>> Begin MATERIAL FOR THE TASK

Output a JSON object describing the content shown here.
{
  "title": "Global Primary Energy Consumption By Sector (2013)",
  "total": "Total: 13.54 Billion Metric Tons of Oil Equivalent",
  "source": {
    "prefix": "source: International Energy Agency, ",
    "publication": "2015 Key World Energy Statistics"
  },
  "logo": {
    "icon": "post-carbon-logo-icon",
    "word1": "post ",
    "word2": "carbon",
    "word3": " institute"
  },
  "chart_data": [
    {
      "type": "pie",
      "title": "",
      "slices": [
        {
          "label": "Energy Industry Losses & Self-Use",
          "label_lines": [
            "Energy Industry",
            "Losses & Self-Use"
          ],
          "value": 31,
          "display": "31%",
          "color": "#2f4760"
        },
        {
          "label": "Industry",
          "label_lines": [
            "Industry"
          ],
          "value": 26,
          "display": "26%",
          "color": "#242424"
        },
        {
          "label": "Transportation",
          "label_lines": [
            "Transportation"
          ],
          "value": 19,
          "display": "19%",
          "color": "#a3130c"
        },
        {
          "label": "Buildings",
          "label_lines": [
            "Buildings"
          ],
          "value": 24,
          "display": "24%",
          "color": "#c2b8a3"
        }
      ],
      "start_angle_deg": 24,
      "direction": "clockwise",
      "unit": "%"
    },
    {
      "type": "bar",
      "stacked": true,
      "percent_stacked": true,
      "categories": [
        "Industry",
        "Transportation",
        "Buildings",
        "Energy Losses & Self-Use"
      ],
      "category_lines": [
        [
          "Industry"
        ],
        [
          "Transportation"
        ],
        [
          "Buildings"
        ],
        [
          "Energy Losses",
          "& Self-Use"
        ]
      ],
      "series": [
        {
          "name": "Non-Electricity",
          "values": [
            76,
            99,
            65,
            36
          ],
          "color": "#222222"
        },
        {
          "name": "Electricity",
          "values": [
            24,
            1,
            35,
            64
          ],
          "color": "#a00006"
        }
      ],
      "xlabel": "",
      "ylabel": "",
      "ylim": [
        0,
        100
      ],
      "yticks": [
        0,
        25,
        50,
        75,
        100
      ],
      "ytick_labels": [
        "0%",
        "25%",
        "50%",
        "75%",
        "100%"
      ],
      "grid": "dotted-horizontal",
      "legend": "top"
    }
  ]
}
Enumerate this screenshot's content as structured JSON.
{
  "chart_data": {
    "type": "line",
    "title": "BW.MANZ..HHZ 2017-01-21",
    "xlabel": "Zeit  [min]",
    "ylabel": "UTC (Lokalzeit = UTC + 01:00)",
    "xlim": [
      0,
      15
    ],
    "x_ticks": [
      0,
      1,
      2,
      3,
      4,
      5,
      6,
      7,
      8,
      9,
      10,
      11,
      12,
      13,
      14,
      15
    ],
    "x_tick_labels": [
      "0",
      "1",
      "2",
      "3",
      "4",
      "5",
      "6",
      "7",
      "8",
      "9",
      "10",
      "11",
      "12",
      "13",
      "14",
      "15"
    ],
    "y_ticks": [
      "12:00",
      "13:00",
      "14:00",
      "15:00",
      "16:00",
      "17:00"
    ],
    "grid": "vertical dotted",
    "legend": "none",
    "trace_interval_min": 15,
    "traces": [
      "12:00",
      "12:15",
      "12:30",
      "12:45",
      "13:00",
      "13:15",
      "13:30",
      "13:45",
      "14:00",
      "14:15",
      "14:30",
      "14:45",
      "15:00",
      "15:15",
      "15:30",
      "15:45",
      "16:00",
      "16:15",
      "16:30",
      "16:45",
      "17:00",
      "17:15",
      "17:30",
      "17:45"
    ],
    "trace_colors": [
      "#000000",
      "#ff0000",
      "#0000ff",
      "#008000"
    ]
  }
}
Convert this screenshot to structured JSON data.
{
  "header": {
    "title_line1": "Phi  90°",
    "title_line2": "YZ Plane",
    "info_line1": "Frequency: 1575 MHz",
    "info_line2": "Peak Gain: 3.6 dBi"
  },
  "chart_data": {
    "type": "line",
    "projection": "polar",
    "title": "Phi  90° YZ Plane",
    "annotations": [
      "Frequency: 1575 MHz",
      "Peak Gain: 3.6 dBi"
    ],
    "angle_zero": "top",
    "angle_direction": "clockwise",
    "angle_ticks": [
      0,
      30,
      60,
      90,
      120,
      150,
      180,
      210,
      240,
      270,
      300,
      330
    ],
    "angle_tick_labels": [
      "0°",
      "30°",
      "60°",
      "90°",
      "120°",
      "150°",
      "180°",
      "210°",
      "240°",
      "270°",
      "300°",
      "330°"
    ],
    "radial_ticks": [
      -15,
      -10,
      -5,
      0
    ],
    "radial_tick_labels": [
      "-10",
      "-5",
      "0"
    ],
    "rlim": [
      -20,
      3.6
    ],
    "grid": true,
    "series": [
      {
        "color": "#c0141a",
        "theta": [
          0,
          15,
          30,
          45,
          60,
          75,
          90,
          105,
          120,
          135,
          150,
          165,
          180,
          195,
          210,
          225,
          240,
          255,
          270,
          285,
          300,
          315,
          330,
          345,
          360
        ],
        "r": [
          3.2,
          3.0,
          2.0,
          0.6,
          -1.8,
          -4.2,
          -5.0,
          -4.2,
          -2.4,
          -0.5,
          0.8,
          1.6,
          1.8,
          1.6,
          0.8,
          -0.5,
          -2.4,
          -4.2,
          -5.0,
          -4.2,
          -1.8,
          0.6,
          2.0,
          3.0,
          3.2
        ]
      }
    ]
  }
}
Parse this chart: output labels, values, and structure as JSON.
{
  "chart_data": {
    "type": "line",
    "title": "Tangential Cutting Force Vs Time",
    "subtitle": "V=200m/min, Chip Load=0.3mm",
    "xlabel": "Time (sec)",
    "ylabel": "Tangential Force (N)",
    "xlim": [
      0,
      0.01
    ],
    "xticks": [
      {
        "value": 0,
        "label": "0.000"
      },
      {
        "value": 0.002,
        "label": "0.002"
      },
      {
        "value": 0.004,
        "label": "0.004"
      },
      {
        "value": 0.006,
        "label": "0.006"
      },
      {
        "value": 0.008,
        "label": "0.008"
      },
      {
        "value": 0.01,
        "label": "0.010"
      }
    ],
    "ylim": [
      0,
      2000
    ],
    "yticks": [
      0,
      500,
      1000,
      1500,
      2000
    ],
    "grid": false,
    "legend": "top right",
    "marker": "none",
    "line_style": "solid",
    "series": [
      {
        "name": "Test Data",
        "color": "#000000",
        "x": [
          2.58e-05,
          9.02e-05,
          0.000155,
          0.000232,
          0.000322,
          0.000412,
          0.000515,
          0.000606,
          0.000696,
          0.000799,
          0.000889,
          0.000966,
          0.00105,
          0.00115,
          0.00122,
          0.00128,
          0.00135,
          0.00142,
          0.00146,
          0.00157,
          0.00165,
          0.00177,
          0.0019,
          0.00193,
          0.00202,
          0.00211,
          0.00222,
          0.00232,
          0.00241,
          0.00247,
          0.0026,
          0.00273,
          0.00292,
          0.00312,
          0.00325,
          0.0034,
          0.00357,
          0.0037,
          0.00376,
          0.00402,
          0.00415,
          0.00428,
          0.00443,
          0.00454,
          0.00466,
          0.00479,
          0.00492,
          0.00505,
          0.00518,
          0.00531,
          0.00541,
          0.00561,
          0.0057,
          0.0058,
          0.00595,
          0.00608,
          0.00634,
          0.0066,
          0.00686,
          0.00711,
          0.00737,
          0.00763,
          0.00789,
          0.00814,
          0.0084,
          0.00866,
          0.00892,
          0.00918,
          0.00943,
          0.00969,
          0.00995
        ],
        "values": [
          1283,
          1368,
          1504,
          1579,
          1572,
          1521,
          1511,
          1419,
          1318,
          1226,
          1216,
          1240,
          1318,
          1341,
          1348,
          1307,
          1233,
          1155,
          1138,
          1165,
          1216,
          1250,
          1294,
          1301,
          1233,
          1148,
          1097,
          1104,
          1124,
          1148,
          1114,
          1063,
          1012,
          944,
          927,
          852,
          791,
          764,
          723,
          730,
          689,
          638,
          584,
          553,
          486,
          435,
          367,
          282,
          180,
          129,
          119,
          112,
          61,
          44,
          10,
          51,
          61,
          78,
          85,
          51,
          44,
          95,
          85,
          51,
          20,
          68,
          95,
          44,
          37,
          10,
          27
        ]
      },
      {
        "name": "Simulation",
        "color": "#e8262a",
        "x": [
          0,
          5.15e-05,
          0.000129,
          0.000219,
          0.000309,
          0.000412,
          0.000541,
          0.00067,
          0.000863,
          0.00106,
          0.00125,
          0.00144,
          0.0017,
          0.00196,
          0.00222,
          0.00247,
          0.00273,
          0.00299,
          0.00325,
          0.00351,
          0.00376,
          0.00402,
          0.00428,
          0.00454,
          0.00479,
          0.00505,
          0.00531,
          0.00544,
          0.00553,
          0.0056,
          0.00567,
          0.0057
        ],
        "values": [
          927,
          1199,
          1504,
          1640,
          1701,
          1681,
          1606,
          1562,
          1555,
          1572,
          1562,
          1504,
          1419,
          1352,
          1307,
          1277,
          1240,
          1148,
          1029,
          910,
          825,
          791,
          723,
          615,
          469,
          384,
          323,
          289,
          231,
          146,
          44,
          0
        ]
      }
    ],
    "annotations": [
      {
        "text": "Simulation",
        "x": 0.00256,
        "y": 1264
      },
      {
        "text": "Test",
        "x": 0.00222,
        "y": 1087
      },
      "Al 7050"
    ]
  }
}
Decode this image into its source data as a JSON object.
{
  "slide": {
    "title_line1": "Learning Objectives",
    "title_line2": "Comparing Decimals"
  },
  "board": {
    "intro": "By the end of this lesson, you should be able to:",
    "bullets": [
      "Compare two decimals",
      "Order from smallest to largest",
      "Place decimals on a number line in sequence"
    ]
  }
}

>> End MATERIAL FOR THE TASK

In the listing above, find each line with the word "this" and copy it.

Enumerate this screenshot's content as structured JSON.
Convert this screenshot to structured JSON data.
Parse this chart: output labels, values, and structure as JSON.
Decode this image into its source data as a JSON object.
    "intro": "By the end of this lesson, you should be able to:",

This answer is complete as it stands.